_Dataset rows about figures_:
::::::::::
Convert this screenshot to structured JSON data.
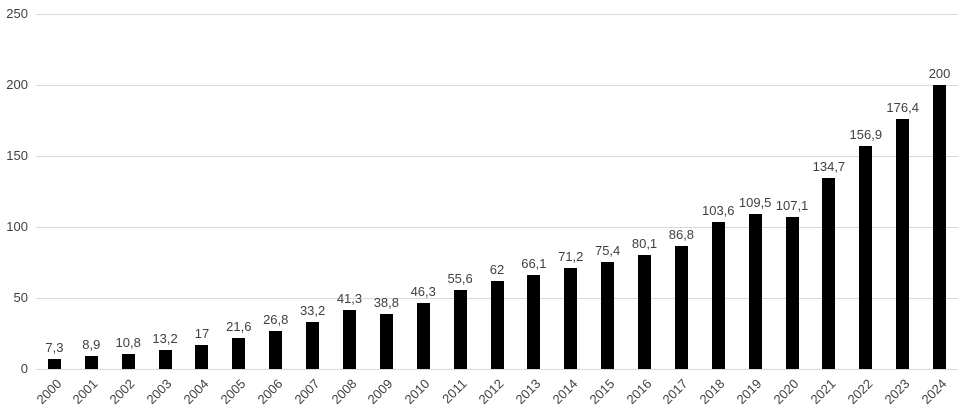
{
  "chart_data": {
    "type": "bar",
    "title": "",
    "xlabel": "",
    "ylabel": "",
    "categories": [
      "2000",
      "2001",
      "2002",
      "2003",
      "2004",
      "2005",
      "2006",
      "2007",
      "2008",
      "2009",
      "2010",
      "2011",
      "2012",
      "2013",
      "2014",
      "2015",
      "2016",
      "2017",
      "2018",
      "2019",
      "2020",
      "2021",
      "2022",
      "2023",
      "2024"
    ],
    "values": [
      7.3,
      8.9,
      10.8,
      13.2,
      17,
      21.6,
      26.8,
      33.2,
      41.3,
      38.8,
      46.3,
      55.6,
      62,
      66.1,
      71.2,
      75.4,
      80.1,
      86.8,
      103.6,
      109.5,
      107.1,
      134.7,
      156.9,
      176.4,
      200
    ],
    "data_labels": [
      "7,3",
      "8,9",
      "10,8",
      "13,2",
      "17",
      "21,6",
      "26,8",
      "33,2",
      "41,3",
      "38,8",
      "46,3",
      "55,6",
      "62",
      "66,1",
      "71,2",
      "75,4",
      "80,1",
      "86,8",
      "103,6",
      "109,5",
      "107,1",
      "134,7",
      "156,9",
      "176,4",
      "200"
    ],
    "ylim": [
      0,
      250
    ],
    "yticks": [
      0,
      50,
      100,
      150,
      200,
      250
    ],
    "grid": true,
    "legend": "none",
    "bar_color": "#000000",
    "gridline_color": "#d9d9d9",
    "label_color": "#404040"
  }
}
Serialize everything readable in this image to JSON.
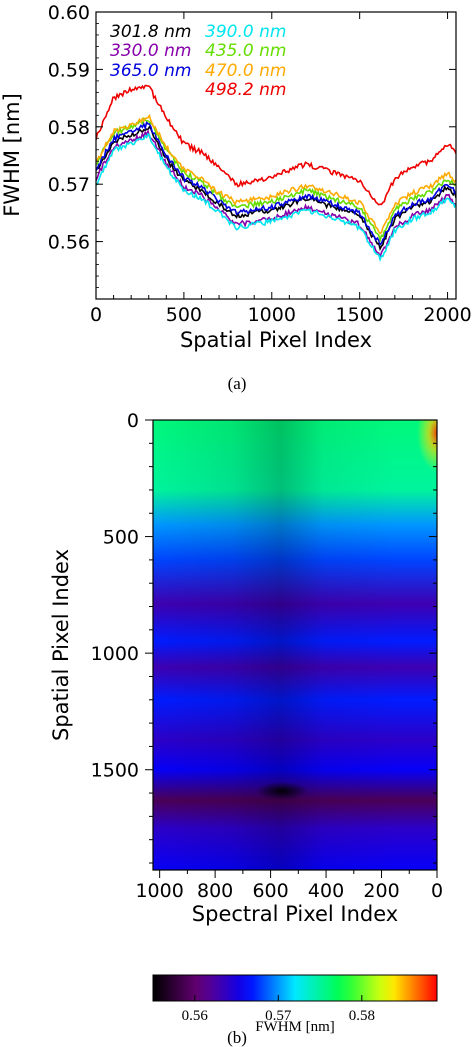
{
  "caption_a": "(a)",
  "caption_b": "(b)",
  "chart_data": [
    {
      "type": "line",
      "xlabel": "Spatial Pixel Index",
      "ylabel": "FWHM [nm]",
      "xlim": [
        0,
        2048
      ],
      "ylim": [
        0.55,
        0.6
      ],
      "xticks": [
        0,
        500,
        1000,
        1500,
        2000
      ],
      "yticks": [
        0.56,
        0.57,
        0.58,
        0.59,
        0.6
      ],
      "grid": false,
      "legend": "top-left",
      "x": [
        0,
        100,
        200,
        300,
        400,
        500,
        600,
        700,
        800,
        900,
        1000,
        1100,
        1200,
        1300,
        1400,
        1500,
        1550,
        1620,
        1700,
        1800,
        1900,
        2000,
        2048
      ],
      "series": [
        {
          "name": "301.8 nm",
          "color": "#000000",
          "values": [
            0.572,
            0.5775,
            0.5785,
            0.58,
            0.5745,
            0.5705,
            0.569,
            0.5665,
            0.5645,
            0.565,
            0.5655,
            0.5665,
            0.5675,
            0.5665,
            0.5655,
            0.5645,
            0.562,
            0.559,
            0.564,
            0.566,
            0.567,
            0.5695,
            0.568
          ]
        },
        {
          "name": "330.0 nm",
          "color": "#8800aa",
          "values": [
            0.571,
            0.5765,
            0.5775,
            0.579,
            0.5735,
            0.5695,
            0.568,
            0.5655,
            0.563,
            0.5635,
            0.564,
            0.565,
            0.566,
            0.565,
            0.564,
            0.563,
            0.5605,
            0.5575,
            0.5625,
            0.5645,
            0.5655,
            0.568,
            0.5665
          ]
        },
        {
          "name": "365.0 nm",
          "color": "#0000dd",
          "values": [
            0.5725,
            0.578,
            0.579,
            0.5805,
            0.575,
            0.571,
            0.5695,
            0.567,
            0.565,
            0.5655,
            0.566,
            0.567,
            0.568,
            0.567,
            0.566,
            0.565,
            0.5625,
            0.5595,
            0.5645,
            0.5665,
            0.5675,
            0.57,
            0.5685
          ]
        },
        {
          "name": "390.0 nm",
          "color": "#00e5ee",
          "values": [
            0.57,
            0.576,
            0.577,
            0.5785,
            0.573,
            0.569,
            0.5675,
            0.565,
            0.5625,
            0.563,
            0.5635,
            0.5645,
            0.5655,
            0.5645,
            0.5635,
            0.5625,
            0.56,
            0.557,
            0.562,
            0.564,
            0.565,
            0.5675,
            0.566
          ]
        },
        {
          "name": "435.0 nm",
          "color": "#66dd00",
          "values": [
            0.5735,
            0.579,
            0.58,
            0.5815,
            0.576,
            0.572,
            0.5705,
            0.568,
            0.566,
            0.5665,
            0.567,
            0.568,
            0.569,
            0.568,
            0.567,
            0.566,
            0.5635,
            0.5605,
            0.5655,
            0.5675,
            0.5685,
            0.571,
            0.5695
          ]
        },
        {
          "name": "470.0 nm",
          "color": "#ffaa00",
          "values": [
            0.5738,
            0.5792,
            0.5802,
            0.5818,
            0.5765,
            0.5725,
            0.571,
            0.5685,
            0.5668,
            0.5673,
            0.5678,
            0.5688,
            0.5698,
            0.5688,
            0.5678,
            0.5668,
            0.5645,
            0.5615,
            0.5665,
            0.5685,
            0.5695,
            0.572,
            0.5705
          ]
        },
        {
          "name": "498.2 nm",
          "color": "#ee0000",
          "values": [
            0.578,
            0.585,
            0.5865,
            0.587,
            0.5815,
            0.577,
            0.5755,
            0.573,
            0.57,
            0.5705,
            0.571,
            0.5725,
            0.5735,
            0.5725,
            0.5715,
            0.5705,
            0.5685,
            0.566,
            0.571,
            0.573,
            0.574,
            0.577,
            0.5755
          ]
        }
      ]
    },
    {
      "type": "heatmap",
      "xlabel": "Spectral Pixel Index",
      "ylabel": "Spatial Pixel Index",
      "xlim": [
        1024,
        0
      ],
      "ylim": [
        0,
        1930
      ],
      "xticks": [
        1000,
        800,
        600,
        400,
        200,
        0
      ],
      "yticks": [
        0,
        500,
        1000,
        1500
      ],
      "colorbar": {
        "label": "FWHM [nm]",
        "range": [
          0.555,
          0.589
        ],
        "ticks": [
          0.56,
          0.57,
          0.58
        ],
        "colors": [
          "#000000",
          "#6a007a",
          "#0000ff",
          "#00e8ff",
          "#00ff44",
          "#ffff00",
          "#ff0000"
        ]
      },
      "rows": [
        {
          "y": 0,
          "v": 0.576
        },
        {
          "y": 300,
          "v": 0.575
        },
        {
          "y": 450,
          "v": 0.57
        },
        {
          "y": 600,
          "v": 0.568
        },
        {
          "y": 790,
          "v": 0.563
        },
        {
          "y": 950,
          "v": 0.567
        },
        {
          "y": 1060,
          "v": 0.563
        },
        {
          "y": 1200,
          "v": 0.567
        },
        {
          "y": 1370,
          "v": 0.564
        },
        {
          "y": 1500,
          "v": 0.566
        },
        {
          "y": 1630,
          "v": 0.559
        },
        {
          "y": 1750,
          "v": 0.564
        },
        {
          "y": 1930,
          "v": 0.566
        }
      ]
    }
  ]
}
::::::::::
_EXERCISE_:
Copy out the listing exactly as it stands, but not the pictures.

_EXERCISE RESULT_:
Convert this screenshot to structured JSON data.
{
  "chart_data": {
    "type": "bar",
    "title": "",
    "xlabel": "",
    "ylabel": "",
    "categories": [
      "2000",
      "2001",
      "2002",
      "2003",
      "2004",
      "2005",
      "2006",
      "2007",
      "2008",
      "2009",
      "2010",
      "2011",
      "2012",
      "2013",
      "2014",
      "2015",
      "2016",
      "2017",
      "2018",
      "2019",
      "2020",
      "2021",
      "2022",
      "2023",
      "2024"
    ],
    "values": [
      7.3,
      8.9,
      10.8,
      13.2,
      17,
      21.6,
      26.8,
      33.2,
      41.3,
      38.8,
      46.3,
      55.6,
      62,
      66.1,
      71.2,
      75.4,
      80.1,
      86.8,
      103.6,
      109.5,
      107.1,
      134.7,
      156.9,
      176.4,
      200
    ],
    "data_labels": [
      "7,3",
      "8,9",
      "10,8",
      "13,2",
      "17",
      "21,6",
      "26,8",
      "33,2",
      "41,3",
      "38,8",
      "46,3",
      "55,6",
      "62",
      "66,1",
      "71,2",
      "75,4",
      "80,1",
      "86,8",
      "103,6",
      "109,5",
      "107,1",
      "134,7",
      "156,9",
      "176,4",
      "200"
    ],
    "ylim": [
      0,
      250
    ],
    "yticks": [
      0,
      50,
      100,
      150,
      200,
      250
    ],
    "grid": true,
    "legend": "none",
    "bar_color": "#000000",
    "gridline_color": "#d9d9d9",
    "label_color": "#404040"
  }
}
Serialize everything readable in this image to JSON.
{
  "caption_a": "(a)",
  "caption_b": "(b)",
  "chart_data": [
    {
      "type": "line",
      "xlabel": "Spatial Pixel Index",
      "ylabel": "FWHM [nm]",
      "xlim": [
        0,
        2048
      ],
      "ylim": [
        0.55,
        0.6
      ],
      "xticks": [
        0,
        500,
        1000,
        1500,
        2000
      ],
      "yticks": [
        0.56,
        0.57,
        0.58,
        0.59,
        0.6
      ],
      "grid": false,
      "legend": "top-left",
      "x": [
        0,
        100,
        200,
        300,
        400,
        500,
        600,
        700,
        800,
        900,
        1000,
        1100,
        1200,
        1300,
        1400,
        1500,
        1550,
        1620,
        1700,
        1800,
        1900,
        2000,
        2048
      ],
      "series": [
        {
          "name": "301.8 nm",
          "color": "#000000",
          "values": [
            0.572,
            0.5775,
            0.5785,
            0.58,
            0.5745,
            0.5705,
            0.569,
            0.5665,
            0.5645,
            0.565,
            0.5655,
            0.5665,
            0.5675,
            0.5665,
            0.5655,
            0.5645,
            0.562,
            0.559,
            0.564,
            0.566,
            0.567,
            0.5695,
            0.568
          ]
        },
        {
          "name": "330.0 nm",
          "color": "#8800aa",
          "values": [
            0.571,
            0.5765,
            0.5775,
            0.579,
            0.5735,
            0.5695,
            0.568,
            0.5655,
            0.563,
            0.5635,
            0.564,
            0.565,
            0.566,
            0.565,
            0.564,
            0.563,
            0.5605,
            0.5575,
            0.5625,
            0.5645,
            0.5655,
            0.568,
            0.5665
          ]
        },
        {
          "name": "365.0 nm",
          "color": "#0000dd",
          "values": [
            0.5725,
            0.578,
            0.579,
            0.5805,
            0.575,
            0.571,
            0.5695,
            0.567,
            0.565,
            0.5655,
            0.566,
            0.567,
            0.568,
            0.567,
            0.566,
            0.565,
            0.5625,
            0.5595,
            0.5645,
            0.5665,
            0.5675,
            0.57,
            0.5685
          ]
        },
        {
          "name": "390.0 nm",
          "color": "#00e5ee",
          "values": [
            0.57,
            0.576,
            0.577,
            0.5785,
            0.573,
            0.569,
            0.5675,
            0.565,
            0.5625,
            0.563,
            0.5635,
            0.5645,
            0.5655,
            0.5645,
            0.5635,
            0.5625,
            0.56,
            0.557,
            0.562,
            0.564,
            0.565,
            0.5675,
            0.566
          ]
        },
        {
          "name": "435.0 nm",
          "color": "#66dd00",
          "values": [
            0.5735,
            0.579,
            0.58,
            0.5815,
            0.576,
            0.572,
            0.5705,
            0.568,
            0.566,
            0.5665,
            0.567,
            0.568,
            0.569,
            0.568,
            0.567,
            0.566,
            0.5635,
            0.5605,
            0.5655,
            0.5675,
            0.5685,
            0.571,
            0.5695
          ]
        },
        {
          "name": "470.0 nm",
          "color": "#ffaa00",
          "values": [
            0.5738,
            0.5792,
            0.5802,
            0.5818,
            0.5765,
            0.5725,
            0.571,
            0.5685,
            0.5668,
            0.5673,
            0.5678,
            0.5688,
            0.5698,
            0.5688,
            0.5678,
            0.5668,
            0.5645,
            0.5615,
            0.5665,
            0.5685,
            0.5695,
            0.572,
            0.5705
          ]
        },
        {
          "name": "498.2 nm",
          "color": "#ee0000",
          "values": [
            0.578,
            0.585,
            0.5865,
            0.587,
            0.5815,
            0.577,
            0.5755,
            0.573,
            0.57,
            0.5705,
            0.571,
            0.5725,
            0.5735,
            0.5725,
            0.5715,
            0.5705,
            0.5685,
            0.566,
            0.571,
            0.573,
            0.574,
            0.577,
            0.5755
          ]
        }
      ]
    },
    {
      "type": "heatmap",
      "xlabel": "Spectral Pixel Index",
      "ylabel": "Spatial Pixel Index",
      "xlim": [
        1024,
        0
      ],
      "ylim": [
        0,
        1930
      ],
      "xticks": [
        1000,
        800,
        600,
        400,
        200,
        0
      ],
      "yticks": [
        0,
        500,
        1000,
        1500
      ],
      "colorbar": {
        "label": "FWHM [nm]",
        "range": [
          0.555,
          0.589
        ],
        "ticks": [
          0.56,
          0.57,
          0.58
        ],
        "colors": [
          "#000000",
          "#6a007a",
          "#0000ff",
          "#00e8ff",
          "#00ff44",
          "#ffff00",
          "#ff0000"
        ]
      },
      "rows": [
        {
          "y": 0,
          "v": 0.576
        },
        {
          "y": 300,
          "v": 0.575
        },
        {
          "y": 450,
          "v": 0.57
        },
        {
          "y": 600,
          "v": 0.568
        },
        {
          "y": 790,
          "v": 0.563
        },
        {
          "y": 950,
          "v": 0.567
        },
        {
          "y": 1060,
          "v": 0.563
        },
        {
          "y": 1200,
          "v": 0.567
        },
        {
          "y": 1370,
          "v": 0.564
        },
        {
          "y": 1500,
          "v": 0.566
        },
        {
          "y": 1630,
          "v": 0.559
        },
        {
          "y": 1750,
          "v": 0.564
        },
        {
          "y": 1930,
          "v": 0.566
        }
      ]
    }
  ]
}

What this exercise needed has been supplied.